Your goal:
Could you copy every line from the material below in which "Exploitation" appears?

──────── Provided material

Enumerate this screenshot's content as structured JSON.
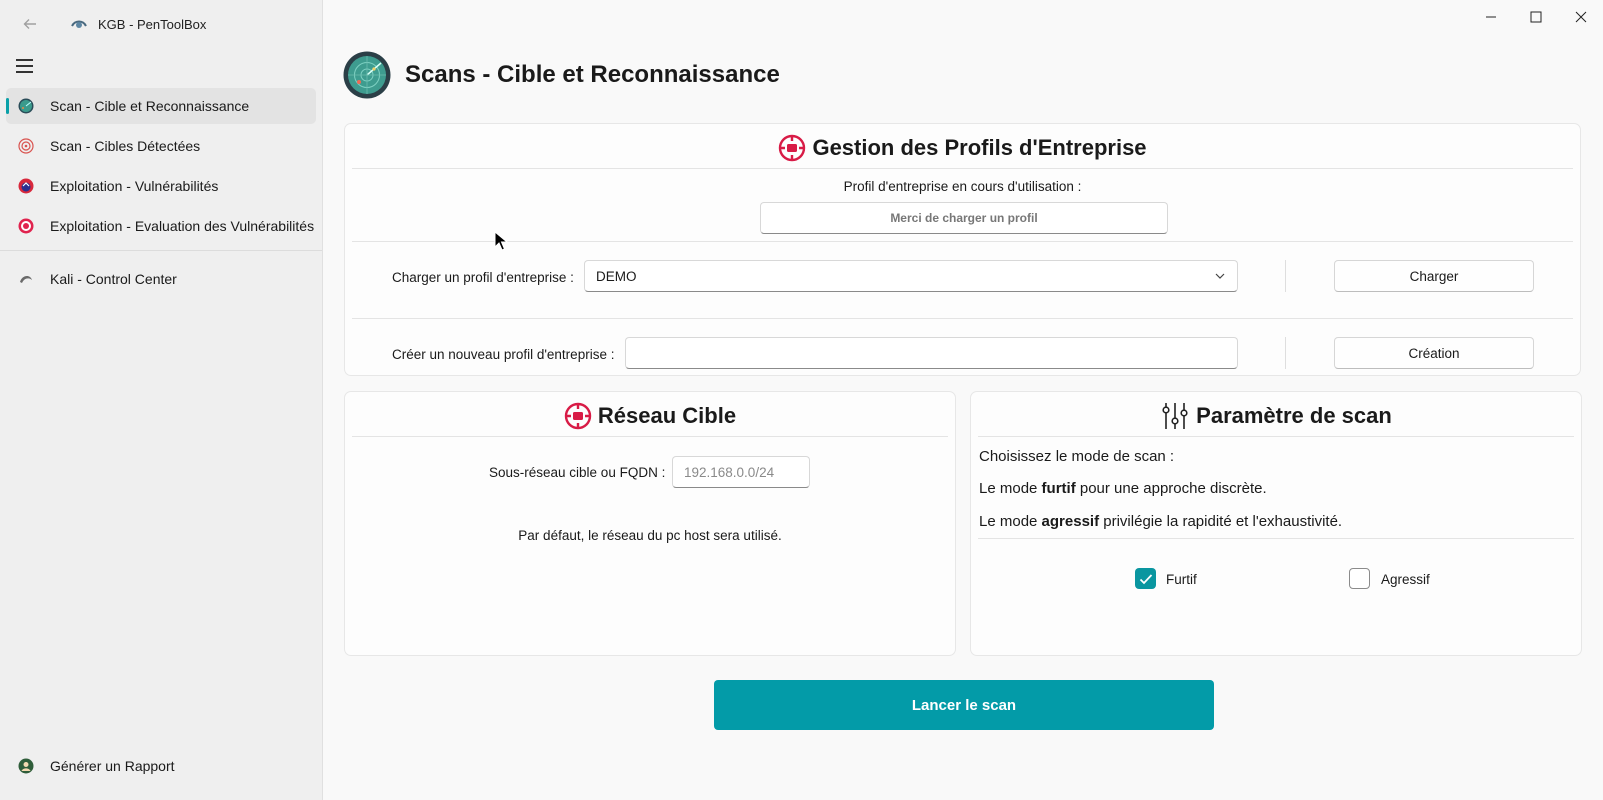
{
  "window": {
    "app_title": "KGB - PenToolBox",
    "controls": [
      "minimize-icon",
      "maximize-icon",
      "close-icon"
    ]
  },
  "sidebar": {
    "items": [
      {
        "label": "Scan - Cible et Reconnaissance",
        "icon": "radar-icon",
        "active": true
      },
      {
        "label": "Scan - Cibles Détectées",
        "icon": "target-icon"
      },
      {
        "label": "Exploitation - Vulnérabilités",
        "icon": "exploit-icon"
      },
      {
        "label": "Exploitation - Evaluation des Vulnérabilités",
        "icon": "target-alert-icon"
      },
      {
        "label": "Kali - Control Center",
        "icon": "kali-icon"
      }
    ],
    "footer": {
      "label": "Générer un Rapport",
      "icon": "report-icon"
    }
  },
  "page": {
    "title": "Scans - Cible et Reconnaissance"
  },
  "profiles": {
    "title": "Gestion des Profils d'Entreprise",
    "current_label": "Profil d'entreprise en cours d'utilisation :",
    "current_value": "Merci de charger un profil",
    "load_label": "Charger un profil d'entreprise :",
    "load_selected": "DEMO",
    "load_button": "Charger",
    "create_label": "Créer un nouveau profil d'entreprise :",
    "create_value": "",
    "create_button": "Création"
  },
  "network": {
    "title": "Réseau Cible",
    "subnet_label": "Sous-réseau cible ou FQDN :",
    "subnet_placeholder": "192.168.0.0/24",
    "default_note": "Par défaut, le réseau du pc host sera utilisé."
  },
  "scan_params": {
    "title": "Paramètre de scan",
    "intro": "Choisissez le mode de scan :",
    "furtif_line": {
      "prefix": "Le mode ",
      "bold": "furtif",
      "suffix": " pour une approche discrète."
    },
    "agressif_line": {
      "prefix": "Le mode ",
      "bold": "agressif",
      "suffix": " privilégie la rapidité et l'exhaustivité."
    },
    "options": [
      {
        "label": "Furtif",
        "checked": true
      },
      {
        "label": "Agressif",
        "checked": false
      }
    ]
  },
  "actions": {
    "launch": "Lancer le scan"
  },
  "colors": {
    "accent": "#039ba8",
    "target_red": "#d81b46"
  }
}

────────────────

Solution to this exercise:
        "label": "Exploitation - Vulnérabilités",
        "label": "Exploitation - Evaluation des Vulnérabilités",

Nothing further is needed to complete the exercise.